## START Record list

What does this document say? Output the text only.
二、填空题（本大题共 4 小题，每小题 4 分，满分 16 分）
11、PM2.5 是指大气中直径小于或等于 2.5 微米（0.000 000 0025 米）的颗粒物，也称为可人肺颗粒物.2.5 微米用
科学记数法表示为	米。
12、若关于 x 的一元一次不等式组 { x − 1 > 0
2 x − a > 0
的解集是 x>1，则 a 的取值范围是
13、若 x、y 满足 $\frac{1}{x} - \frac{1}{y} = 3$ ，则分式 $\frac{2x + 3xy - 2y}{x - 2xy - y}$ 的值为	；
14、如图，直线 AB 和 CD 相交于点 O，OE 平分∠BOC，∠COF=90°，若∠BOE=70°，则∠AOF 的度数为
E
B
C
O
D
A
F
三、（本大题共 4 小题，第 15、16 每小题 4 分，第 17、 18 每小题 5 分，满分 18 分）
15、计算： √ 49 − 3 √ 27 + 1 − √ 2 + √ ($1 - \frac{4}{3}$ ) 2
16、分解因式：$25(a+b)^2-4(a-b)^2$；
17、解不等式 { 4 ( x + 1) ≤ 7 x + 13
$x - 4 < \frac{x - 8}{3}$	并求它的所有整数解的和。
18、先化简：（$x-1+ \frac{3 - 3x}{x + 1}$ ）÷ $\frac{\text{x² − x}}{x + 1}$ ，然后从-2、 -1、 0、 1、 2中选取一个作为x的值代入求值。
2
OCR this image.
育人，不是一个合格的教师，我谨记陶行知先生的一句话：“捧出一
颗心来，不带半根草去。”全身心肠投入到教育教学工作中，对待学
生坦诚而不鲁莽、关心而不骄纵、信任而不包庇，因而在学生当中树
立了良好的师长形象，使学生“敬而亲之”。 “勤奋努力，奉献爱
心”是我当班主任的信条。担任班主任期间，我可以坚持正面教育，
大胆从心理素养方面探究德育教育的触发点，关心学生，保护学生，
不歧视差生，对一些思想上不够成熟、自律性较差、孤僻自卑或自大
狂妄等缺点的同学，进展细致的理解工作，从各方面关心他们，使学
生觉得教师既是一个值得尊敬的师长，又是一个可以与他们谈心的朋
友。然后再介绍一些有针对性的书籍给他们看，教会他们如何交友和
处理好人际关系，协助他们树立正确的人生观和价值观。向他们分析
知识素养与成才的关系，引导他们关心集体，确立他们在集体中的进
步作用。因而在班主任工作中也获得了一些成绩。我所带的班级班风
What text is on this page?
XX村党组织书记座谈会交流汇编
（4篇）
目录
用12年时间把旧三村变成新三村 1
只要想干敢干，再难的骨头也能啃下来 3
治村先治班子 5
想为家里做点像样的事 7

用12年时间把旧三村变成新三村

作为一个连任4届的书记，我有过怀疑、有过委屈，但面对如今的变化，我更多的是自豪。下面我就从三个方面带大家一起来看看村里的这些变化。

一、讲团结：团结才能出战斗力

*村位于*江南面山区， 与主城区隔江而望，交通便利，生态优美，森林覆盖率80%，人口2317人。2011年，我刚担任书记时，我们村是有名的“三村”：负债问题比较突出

## END Record list

Whichever lines contain the string "text", select and copy them.

What does this document say? Output the text only.
18、先化简：（$x-1+ \frac{3 - 3x}{x + 1}$ ）÷ $\frac{\text{x² − x}}{x + 1}$ ，然后从-2、 -1、 0、 1、 2中选取一个作为x的值代入求值。
What text is on this page?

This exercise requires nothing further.